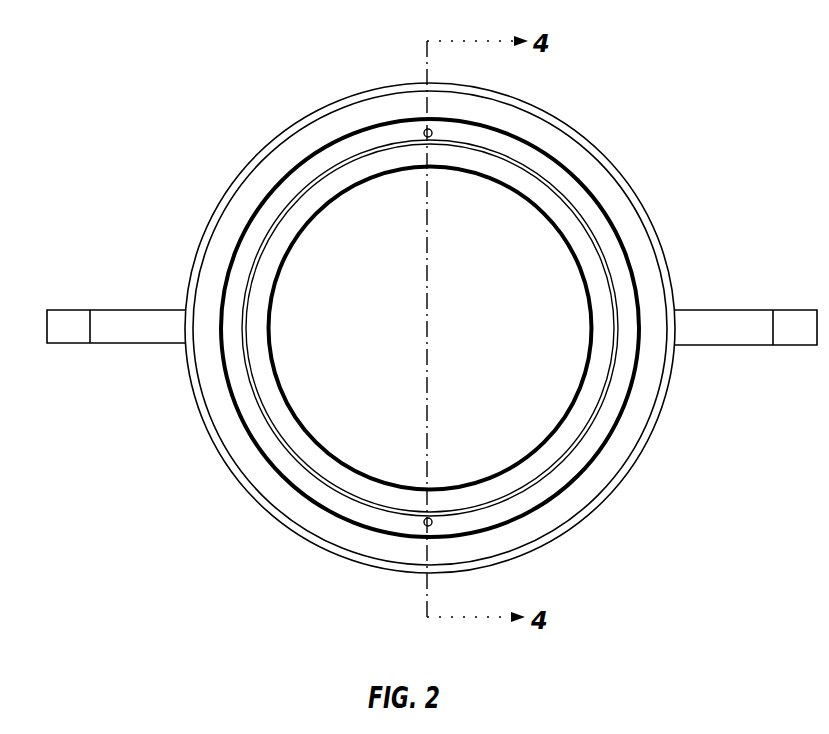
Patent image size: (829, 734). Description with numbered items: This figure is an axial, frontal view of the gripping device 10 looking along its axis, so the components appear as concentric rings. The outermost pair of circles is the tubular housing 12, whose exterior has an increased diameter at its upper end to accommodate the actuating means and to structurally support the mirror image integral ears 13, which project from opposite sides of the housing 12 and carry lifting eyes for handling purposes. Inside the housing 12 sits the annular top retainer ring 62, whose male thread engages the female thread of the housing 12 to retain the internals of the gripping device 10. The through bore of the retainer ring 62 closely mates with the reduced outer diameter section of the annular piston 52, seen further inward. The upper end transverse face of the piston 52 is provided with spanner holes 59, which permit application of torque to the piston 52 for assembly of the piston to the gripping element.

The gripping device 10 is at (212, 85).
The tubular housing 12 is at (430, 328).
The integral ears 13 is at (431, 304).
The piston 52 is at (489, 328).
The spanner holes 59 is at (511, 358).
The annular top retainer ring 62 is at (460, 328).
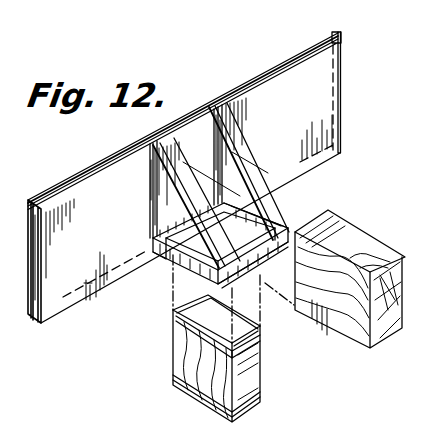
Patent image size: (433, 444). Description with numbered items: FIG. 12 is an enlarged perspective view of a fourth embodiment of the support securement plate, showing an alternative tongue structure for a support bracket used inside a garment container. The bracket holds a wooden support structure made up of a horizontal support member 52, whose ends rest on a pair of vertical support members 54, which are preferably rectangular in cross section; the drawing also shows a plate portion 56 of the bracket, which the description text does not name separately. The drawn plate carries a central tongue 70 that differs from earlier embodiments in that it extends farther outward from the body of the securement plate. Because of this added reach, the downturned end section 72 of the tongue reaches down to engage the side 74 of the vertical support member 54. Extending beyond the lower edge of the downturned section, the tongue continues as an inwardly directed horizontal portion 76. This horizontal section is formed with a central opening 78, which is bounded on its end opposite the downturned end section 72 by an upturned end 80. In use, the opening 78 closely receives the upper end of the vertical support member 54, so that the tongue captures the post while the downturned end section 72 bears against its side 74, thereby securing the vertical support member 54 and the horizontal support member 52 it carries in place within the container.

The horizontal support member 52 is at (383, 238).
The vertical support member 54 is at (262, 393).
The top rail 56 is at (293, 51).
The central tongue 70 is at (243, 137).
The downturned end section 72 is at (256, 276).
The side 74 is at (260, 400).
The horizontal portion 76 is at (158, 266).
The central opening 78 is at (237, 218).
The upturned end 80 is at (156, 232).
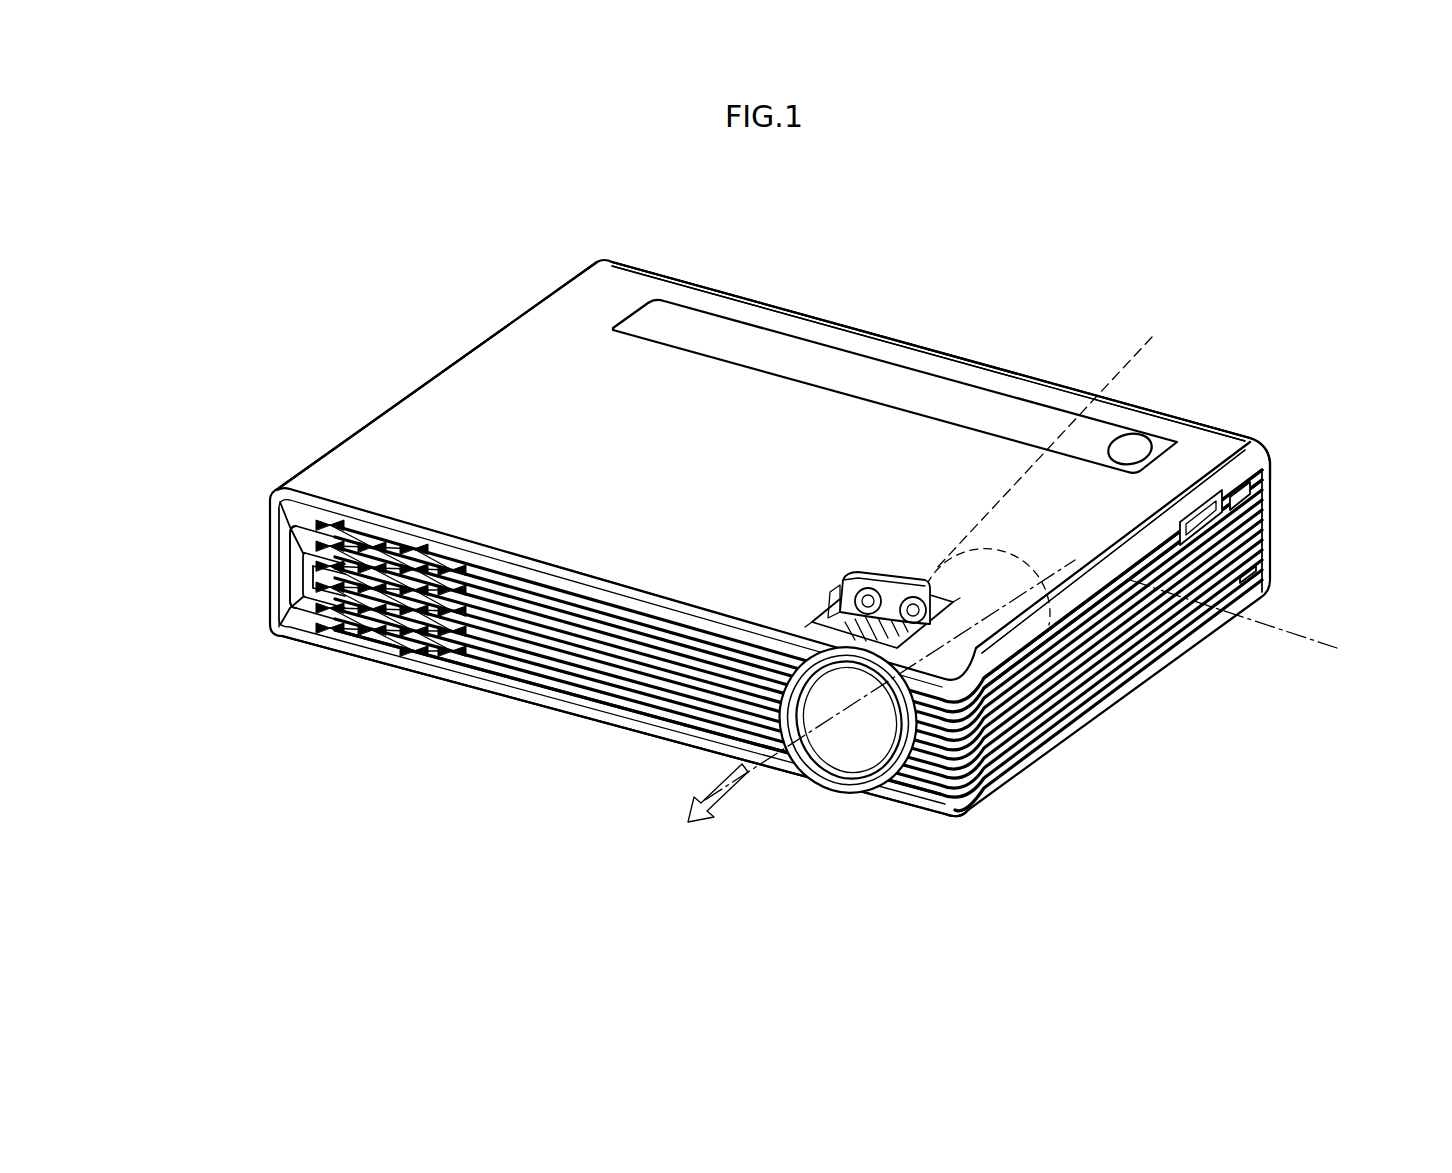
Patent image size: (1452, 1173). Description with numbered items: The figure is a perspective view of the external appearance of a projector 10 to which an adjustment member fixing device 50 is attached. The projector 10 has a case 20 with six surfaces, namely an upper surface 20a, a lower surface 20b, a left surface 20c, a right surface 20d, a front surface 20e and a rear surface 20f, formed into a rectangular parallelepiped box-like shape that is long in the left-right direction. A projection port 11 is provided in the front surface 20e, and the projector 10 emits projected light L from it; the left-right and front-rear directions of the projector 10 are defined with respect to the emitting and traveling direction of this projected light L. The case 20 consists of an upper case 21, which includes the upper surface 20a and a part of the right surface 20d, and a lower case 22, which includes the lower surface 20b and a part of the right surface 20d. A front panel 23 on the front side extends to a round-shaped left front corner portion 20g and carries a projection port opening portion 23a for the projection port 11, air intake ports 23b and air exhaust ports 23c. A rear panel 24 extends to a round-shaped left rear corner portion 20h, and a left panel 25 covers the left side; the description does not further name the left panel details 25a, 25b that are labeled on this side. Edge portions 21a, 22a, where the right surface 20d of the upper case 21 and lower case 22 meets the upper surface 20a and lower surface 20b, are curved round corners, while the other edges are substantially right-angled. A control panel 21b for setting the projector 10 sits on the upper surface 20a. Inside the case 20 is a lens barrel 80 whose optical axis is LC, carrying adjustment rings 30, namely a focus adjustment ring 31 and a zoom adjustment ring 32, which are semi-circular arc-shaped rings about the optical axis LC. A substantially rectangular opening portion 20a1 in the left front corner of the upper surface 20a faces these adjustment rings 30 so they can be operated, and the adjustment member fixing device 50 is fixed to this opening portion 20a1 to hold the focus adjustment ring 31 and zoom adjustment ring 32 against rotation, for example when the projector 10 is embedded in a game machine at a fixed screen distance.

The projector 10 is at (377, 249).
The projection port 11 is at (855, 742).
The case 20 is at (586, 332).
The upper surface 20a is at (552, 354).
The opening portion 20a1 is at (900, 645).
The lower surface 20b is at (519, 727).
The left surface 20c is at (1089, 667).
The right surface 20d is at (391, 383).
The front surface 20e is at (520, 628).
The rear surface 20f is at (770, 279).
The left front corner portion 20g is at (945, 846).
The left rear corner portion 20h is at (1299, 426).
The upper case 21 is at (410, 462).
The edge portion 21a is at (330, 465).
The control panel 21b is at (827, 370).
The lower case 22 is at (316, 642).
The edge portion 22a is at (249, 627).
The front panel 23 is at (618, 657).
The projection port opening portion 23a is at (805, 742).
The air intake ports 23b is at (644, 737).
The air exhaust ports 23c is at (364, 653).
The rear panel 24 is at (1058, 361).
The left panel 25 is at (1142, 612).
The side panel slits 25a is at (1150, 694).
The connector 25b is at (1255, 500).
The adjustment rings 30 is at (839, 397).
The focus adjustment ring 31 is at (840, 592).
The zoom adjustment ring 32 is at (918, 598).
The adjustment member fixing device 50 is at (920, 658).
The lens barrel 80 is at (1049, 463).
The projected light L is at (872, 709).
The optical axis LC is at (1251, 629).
○ ○ ○ ○
- _What this task involves_
From the start of the material through the line containing "The annular top retainer ring 62 is", lay out each line as an entry in a numbered list, skipping blank lines and leaving out the pictures.

- _Response_
1. Patent image size: (829, 734). Description with numbered items: This figure is an axial, frontal view of the gripping device 10 looking along its axis, so the components appear as concentric rings. The outermost pair of circles is the tubular housing 12, whose exterior has an increased diameter at its upper end to accommodate the actuating means and to structurally support the mirror image integral ears 13, which project from opposite sides of the housing 12 and carry lifting eyes for handling purposes. Inside the housing 12 sits the annular top retainer ring 62, whose male thread engages the female thread of the housing 12 to retain the internals of the gripping device 10. The through bore of the retainer ring 62 closely mates with the reduced outer diameter section of the annular piston 52, seen further inward. The upper end transverse face of the piston 52 is provided with spanner holes 59, which permit application of torque to the piston 52 for assembly of the piston to the gripping element.
2. The gripping device 10 is at (212, 85).
3. The tubular housing 12 is at (430, 328).
4. The integral ears 13 is at (431, 304).
5. The piston 52 is at (489, 328).
6. The spanner holes 59 is at (511, 358).
7. The annular top retainer ring 62 is at (460, 328).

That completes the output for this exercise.